**INPUT ROWS**
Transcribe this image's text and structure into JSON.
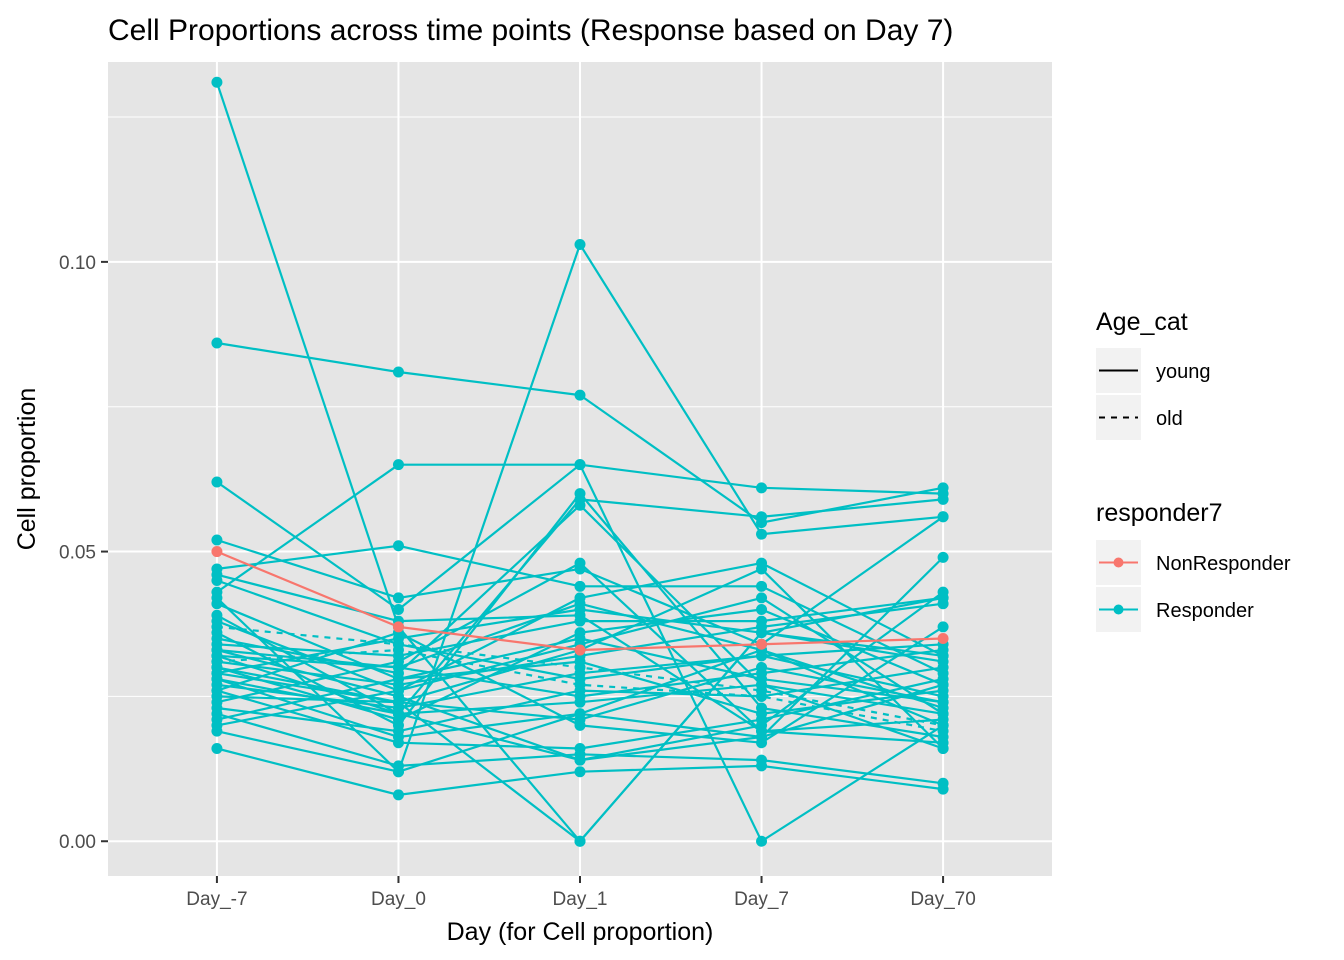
{
  "chart_data": {
    "type": "line",
    "title": "Cell Proportions across time points (Response based on Day 7)",
    "xlabel": "Day (for Cell proportion)",
    "ylabel": "Cell proportion",
    "categories": [
      "Day_-7",
      "Day_0",
      "Day_1",
      "Day_7",
      "Day_70"
    ],
    "ylim": [
      -0.006,
      0.1345
    ],
    "yticks": [
      {
        "value": 0.0,
        "label": "0.00"
      },
      {
        "value": 0.05,
        "label": "0.05"
      },
      {
        "value": 0.1,
        "label": "0.10"
      }
    ],
    "grid": true,
    "legend_placement": "right",
    "legends": [
      {
        "title": "Age_cat",
        "kind": "linetype",
        "entries": [
          {
            "label": "young",
            "linetype": "solid"
          },
          {
            "label": "old",
            "linetype": "dashed"
          }
        ]
      },
      {
        "title": "responder7",
        "kind": "color",
        "entries": [
          {
            "label": "NonResponder",
            "color": "#F8766D"
          },
          {
            "label": "Responder",
            "color": "#00BFC4"
          }
        ]
      }
    ],
    "colors": {
      "NonResponder": "#F8766D",
      "Responder": "#00BFC4",
      "panel": "#E5E5E5",
      "grid": "#FFFFFF"
    },
    "series": [
      {
        "group": "Responder",
        "linetype": "solid",
        "values": [
          0.131,
          0.037,
          0.0,
          0.036,
          0.032
        ]
      },
      {
        "group": "Responder",
        "linetype": "solid",
        "values": [
          0.086,
          0.081,
          0.077,
          0.055,
          0.061
        ]
      },
      {
        "group": "Responder",
        "linetype": "solid",
        "values": [
          0.062,
          0.04,
          0.065,
          0.0,
          0.02
        ]
      },
      {
        "group": "Responder",
        "linetype": "solid",
        "values": [
          0.052,
          0.042,
          0.047,
          0.034,
          0.056
        ]
      },
      {
        "group": "NonResponder",
        "linetype": "solid",
        "values": [
          0.05,
          0.037,
          0.033,
          0.034,
          0.035
        ]
      },
      {
        "group": "Responder",
        "linetype": "solid",
        "values": [
          0.047,
          0.051,
          0.044,
          0.044,
          0.029
        ]
      },
      {
        "group": "Responder",
        "linetype": "solid",
        "values": [
          0.046,
          0.038,
          0.039,
          0.019,
          0.021
        ]
      },
      {
        "group": "Responder",
        "linetype": "solid",
        "values": [
          0.045,
          0.034,
          0.028,
          0.032,
          0.025
        ]
      },
      {
        "group": "Responder",
        "linetype": "solid",
        "values": [
          0.043,
          0.065,
          0.065,
          0.061,
          0.06
        ]
      },
      {
        "group": "Responder",
        "linetype": "solid",
        "values": [
          0.042,
          0.012,
          0.103,
          0.053,
          0.056
        ]
      },
      {
        "group": "Responder",
        "linetype": "solid",
        "values": [
          0.041,
          0.028,
          0.035,
          0.028,
          0.024
        ]
      },
      {
        "group": "Responder",
        "linetype": "solid",
        "values": [
          0.039,
          0.022,
          0.059,
          0.056,
          0.059
        ]
      },
      {
        "group": "Responder",
        "linetype": "solid",
        "values": [
          0.038,
          0.026,
          0.042,
          0.048,
          0.032
        ]
      },
      {
        "group": "Responder",
        "linetype": "dashed",
        "values": [
          0.037,
          0.034,
          0.03,
          0.026,
          0.02
        ]
      },
      {
        "group": "Responder",
        "linetype": "solid",
        "values": [
          0.036,
          0.02,
          0.06,
          0.023,
          0.018
        ]
      },
      {
        "group": "Responder",
        "linetype": "solid",
        "values": [
          0.034,
          0.032,
          0.038,
          0.038,
          0.042
        ]
      },
      {
        "group": "Responder",
        "linetype": "solid",
        "values": [
          0.033,
          0.03,
          0.025,
          0.029,
          0.033
        ]
      },
      {
        "group": "Responder",
        "linetype": "solid",
        "values": [
          0.033,
          0.025,
          0.014,
          0.02,
          0.043
        ]
      },
      {
        "group": "Responder",
        "linetype": "solid",
        "values": [
          0.032,
          0.03,
          0.041,
          0.033,
          0.023
        ]
      },
      {
        "group": "Responder",
        "linetype": "dashed",
        "values": [
          0.031,
          0.033,
          0.027,
          0.025,
          0.019
        ]
      },
      {
        "group": "Responder",
        "linetype": "solid",
        "values": [
          0.031,
          0.027,
          0.032,
          0.037,
          0.041
        ]
      },
      {
        "group": "Responder",
        "linetype": "solid",
        "values": [
          0.03,
          0.024,
          0.033,
          0.047,
          0.016
        ]
      },
      {
        "group": "Responder",
        "linetype": "solid",
        "values": [
          0.03,
          0.021,
          0.036,
          0.04,
          0.027
        ]
      },
      {
        "group": "Responder",
        "linetype": "solid",
        "values": [
          0.029,
          0.035,
          0.04,
          0.036,
          0.031
        ]
      },
      {
        "group": "Responder",
        "linetype": "solid",
        "values": [
          0.028,
          0.022,
          0.024,
          0.027,
          0.022
        ]
      },
      {
        "group": "Responder",
        "linetype": "solid",
        "values": [
          0.028,
          0.018,
          0.022,
          0.018,
          0.049
        ]
      },
      {
        "group": "Responder",
        "linetype": "solid",
        "values": [
          0.027,
          0.023,
          0.029,
          0.032,
          0.034
        ]
      },
      {
        "group": "Responder",
        "linetype": "solid",
        "values": [
          0.026,
          0.017,
          0.016,
          0.021,
          0.028
        ]
      },
      {
        "group": "Responder",
        "linetype": "solid",
        "values": [
          0.025,
          0.024,
          0.021,
          0.03,
          0.024
        ]
      },
      {
        "group": "Responder",
        "linetype": "solid",
        "values": [
          0.024,
          0.031,
          0.048,
          0.019,
          0.017
        ]
      },
      {
        "group": "Responder",
        "linetype": "solid",
        "values": [
          0.023,
          0.019,
          0.026,
          0.025,
          0.03
        ]
      },
      {
        "group": "Responder",
        "linetype": "solid",
        "values": [
          0.022,
          0.013,
          0.015,
          0.014,
          0.01
        ]
      },
      {
        "group": "Responder",
        "linetype": "solid",
        "values": [
          0.021,
          0.028,
          0.031,
          0.022,
          0.026
        ]
      },
      {
        "group": "Responder",
        "linetype": "solid",
        "values": [
          0.02,
          0.026,
          0.034,
          0.042,
          0.022
        ]
      },
      {
        "group": "Responder",
        "linetype": "solid",
        "values": [
          0.019,
          0.012,
          0.022,
          0.033,
          0.02
        ]
      },
      {
        "group": "Responder",
        "linetype": "solid",
        "values": [
          0.016,
          0.008,
          0.012,
          0.013,
          0.009
        ]
      },
      {
        "group": "Responder",
        "linetype": "solid",
        "values": [
          0.032,
          0.022,
          0.014,
          0.018,
          0.027
        ]
      },
      {
        "group": "Responder",
        "linetype": "solid",
        "values": [
          0.026,
          0.036,
          0.02,
          0.017,
          0.037
        ]
      },
      {
        "group": "Responder",
        "linetype": "solid",
        "values": [
          0.035,
          0.029,
          0.058,
          0.027,
          0.016
        ]
      },
      {
        "group": "Responder",
        "linetype": "solid",
        "values": [
          0.029,
          0.024,
          0.0,
          0.036,
          0.042
        ]
      }
    ]
  }
}
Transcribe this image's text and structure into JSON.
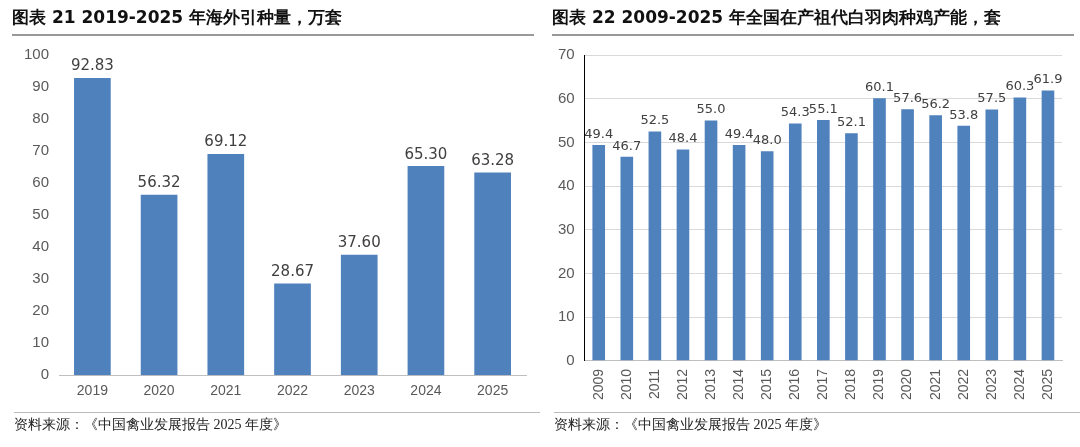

**THE PROBLEM**
From the material above, copy each line that includes the word "title".

**SOLUTION FOR THIS EXERCISE**
    "title": "Cell Proportions across time points (Response based on Day 7)",
        "title": "Age_cat",
        "title": "responder7",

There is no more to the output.